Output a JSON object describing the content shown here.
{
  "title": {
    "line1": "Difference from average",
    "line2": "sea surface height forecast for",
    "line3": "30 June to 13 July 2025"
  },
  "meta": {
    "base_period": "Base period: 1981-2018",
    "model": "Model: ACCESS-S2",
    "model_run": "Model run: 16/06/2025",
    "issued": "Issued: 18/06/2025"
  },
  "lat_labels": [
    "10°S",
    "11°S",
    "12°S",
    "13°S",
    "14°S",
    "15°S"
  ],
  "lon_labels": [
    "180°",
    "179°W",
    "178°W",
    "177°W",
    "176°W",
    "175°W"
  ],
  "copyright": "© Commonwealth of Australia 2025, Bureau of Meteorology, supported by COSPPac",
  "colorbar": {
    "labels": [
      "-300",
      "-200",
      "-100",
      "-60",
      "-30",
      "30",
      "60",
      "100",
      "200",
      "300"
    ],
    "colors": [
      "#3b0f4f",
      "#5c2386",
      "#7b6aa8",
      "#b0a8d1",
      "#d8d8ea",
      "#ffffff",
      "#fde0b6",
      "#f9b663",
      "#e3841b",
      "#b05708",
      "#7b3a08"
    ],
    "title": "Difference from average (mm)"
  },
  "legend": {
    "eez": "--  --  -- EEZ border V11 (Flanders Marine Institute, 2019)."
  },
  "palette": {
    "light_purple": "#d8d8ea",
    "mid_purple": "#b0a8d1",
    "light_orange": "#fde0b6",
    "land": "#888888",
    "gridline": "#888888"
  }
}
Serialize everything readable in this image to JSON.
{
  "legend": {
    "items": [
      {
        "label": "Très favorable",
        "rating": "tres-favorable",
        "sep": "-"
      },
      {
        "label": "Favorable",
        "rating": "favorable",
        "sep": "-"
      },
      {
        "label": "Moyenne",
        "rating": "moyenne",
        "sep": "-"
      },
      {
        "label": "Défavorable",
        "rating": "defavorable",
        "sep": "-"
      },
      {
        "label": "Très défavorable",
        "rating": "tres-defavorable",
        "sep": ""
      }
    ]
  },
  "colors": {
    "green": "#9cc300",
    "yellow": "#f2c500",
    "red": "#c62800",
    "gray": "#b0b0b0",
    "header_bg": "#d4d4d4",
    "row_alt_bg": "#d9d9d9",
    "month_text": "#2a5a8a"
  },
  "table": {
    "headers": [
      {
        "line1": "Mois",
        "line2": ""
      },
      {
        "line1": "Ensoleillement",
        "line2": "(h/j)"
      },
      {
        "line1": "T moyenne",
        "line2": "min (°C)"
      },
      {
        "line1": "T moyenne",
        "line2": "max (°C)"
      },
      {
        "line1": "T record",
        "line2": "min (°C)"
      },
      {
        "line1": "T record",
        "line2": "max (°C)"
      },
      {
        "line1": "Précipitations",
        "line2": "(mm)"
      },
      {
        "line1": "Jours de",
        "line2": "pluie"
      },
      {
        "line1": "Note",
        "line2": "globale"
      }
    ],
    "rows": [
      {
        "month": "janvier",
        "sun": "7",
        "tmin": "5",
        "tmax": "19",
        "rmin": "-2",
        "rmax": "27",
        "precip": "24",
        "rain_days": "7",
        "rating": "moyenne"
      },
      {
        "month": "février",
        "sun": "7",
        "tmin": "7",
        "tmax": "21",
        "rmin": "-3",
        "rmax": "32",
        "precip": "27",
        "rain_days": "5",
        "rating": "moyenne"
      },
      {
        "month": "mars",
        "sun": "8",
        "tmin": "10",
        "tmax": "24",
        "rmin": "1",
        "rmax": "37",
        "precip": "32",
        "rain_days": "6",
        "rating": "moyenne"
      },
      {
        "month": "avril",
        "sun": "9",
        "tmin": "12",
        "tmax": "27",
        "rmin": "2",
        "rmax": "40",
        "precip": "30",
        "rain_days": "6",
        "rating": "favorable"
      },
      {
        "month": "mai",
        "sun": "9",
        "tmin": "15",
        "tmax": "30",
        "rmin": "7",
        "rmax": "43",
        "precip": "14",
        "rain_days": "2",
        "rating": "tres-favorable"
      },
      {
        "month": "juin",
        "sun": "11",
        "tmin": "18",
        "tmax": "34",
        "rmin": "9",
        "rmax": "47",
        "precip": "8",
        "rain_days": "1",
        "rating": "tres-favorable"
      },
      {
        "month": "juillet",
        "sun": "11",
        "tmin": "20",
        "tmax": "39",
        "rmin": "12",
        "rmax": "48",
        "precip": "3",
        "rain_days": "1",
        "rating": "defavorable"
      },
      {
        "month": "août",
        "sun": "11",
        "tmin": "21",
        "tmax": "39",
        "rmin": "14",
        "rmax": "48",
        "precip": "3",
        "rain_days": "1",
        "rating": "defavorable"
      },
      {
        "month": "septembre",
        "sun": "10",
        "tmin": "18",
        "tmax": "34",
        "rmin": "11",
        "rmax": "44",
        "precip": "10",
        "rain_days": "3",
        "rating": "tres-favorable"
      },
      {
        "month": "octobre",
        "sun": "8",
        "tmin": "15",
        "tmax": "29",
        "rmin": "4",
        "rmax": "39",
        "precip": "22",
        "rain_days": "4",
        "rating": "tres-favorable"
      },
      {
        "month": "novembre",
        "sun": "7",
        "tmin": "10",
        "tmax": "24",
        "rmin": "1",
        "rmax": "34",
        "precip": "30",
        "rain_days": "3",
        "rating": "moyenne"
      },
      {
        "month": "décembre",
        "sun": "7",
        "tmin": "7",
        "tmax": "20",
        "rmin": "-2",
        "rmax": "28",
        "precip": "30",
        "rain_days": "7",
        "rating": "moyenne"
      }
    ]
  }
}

> **Directions**
Each record must be repeated exactly as it is.

> **Solution for this problem**
Output a JSON object describing the content shown here.
{
  "title": {
    "line1": "Difference from average",
    "line2": "sea surface height forecast for",
    "line3": "30 June to 13 July 2025"
  },
  "meta": {
    "base_period": "Base period: 1981-2018",
    "model": "Model: ACCESS-S2",
    "model_run": "Model run: 16/06/2025",
    "issued": "Issued: 18/06/2025"
  },
  "lat_labels": [
    "10°S",
    "11°S",
    "12°S",
    "13°S",
    "14°S",
    "15°S"
  ],
  "lon_labels": [
    "180°",
    "179°W",
    "178°W",
    "177°W",
    "176°W",
    "175°W"
  ],
  "copyright": "© Commonwealth of Australia 2025, Bureau of Meteorology, supported by COSPPac",
  "colorbar": {
    "labels": [
      "-300",
      "-200",
      "-100",
      "-60",
      "-30",
      "30",
      "60",
      "100",
      "200",
      "300"
    ],
    "colors": [
      "#3b0f4f",
      "#5c2386",
      "#7b6aa8",
      "#b0a8d1",
      "#d8d8ea",
      "#ffffff",
      "#fde0b6",
      "#f9b663",
      "#e3841b",
      "#b05708",
      "#7b3a08"
    ],
    "title": "Difference from average (mm)"
  },
  "legend": {
    "eez": "--  --  -- EEZ border V11 (Flanders Marine Institute, 2019)."
  },
  "palette": {
    "light_purple": "#d8d8ea",
    "mid_purple": "#b0a8d1",
    "light_orange": "#fde0b6",
    "land": "#888888",
    "gridline": "#888888"
  }
}
Serialize everything readable in this image to JSON.
{
  "legend": {
    "items": [
      {
        "label": "Très favorable",
        "rating": "tres-favorable",
        "sep": "-"
      },
      {
        "label": "Favorable",
        "rating": "favorable",
        "sep": "-"
      },
      {
        "label": "Moyenne",
        "rating": "moyenne",
        "sep": "-"
      },
      {
        "label": "Défavorable",
        "rating": "defavorable",
        "sep": "-"
      },
      {
        "label": "Très défavorable",
        "rating": "tres-defavorable",
        "sep": ""
      }
    ]
  },
  "colors": {
    "green": "#9cc300",
    "yellow": "#f2c500",
    "red": "#c62800",
    "gray": "#b0b0b0",
    "header_bg": "#d4d4d4",
    "row_alt_bg": "#d9d9d9",
    "month_text": "#2a5a8a"
  },
  "table": {
    "headers": [
      {
        "line1": "Mois",
        "line2": ""
      },
      {
        "line1": "Ensoleillement",
        "line2": "(h/j)"
      },
      {
        "line1": "T moyenne",
        "line2": "min (°C)"
      },
      {
        "line1": "T moyenne",
        "line2": "max (°C)"
      },
      {
        "line1": "T record",
        "line2": "min (°C)"
      },
      {
        "line1": "T record",
        "line2": "max (°C)"
      },
      {
        "line1": "Précipitations",
        "line2": "(mm)"
      },
      {
        "line1": "Jours de",
        "line2": "pluie"
      },
      {
        "line1": "Note",
        "line2": "globale"
      }
    ],
    "rows": [
      {
        "month": "janvier",
        "sun": "7",
        "tmin": "5",
        "tmax": "19",
        "rmin": "-2",
        "rmax": "27",
        "precip": "24",
        "rain_days": "7",
        "rating": "moyenne"
      },
      {
        "month": "février",
        "sun": "7",
        "tmin": "7",
        "tmax": "21",
        "rmin": "-3",
        "rmax": "32",
        "precip": "27",
        "rain_days": "5",
        "rating": "moyenne"
      },
      {
        "month": "mars",
        "sun": "8",
        "tmin": "10",
        "tmax": "24",
        "rmin": "1",
        "rmax": "37",
        "precip": "32",
        "rain_days": "6",
        "rating": "moyenne"
      },
      {
        "month": "avril",
        "sun": "9",
        "tmin": "12",
        "tmax": "27",
        "rmin": "2",
        "rmax": "40",
        "precip": "30",
        "rain_days": "6",
        "rating": "favorable"
      },
      {
        "month": "mai",
        "sun": "9",
        "tmin": "15",
        "tmax": "30",
        "rmin": "7",
        "rmax": "43",
        "precip": "14",
        "rain_days": "2",
        "rating": "tres-favorable"
      },
      {
        "month": "juin",
        "sun": "11",
        "tmin": "18",
        "tmax": "34",
        "rmin": "9",
        "rmax": "47",
        "precip": "8",
        "rain_days": "1",
        "rating": "tres-favorable"
      },
      {
        "month": "juillet",
        "sun": "11",
        "tmin": "20",
        "tmax": "39",
        "rmin": "12",
        "rmax": "48",
        "precip": "3",
        "rain_days": "1",
        "rating": "defavorable"
      },
      {
        "month": "août",
        "sun": "11",
        "tmin": "21",
        "tmax": "39",
        "rmin": "14",
        "rmax": "48",
        "precip": "3",
        "rain_days": "1",
        "rating": "defavorable"
      },
      {
        "month": "septembre",
        "sun": "10",
        "tmin": "18",
        "tmax": "34",
        "rmin": "11",
        "rmax": "44",
        "precip": "10",
        "rain_days": "3",
        "rating": "tres-favorable"
      },
      {
        "month": "octobre",
        "sun": "8",
        "tmin": "15",
        "tmax": "29",
        "rmin": "4",
        "rmax": "39",
        "precip": "22",
        "rain_days": "4",
        "rating": "tres-favorable"
      },
      {
        "month": "novembre",
        "sun": "7",
        "tmin": "10",
        "tmax": "24",
        "rmin": "1",
        "rmax": "34",
        "precip": "30",
        "rain_days": "3",
        "rating": "moyenne"
      },
      {
        "month": "décembre",
        "sun": "7",
        "tmin": "7",
        "tmax": "20",
        "rmin": "-2",
        "rmax": "28",
        "precip": "30",
        "rain_days": "7",
        "rating": "moyenne"
      }
    ]
  }
}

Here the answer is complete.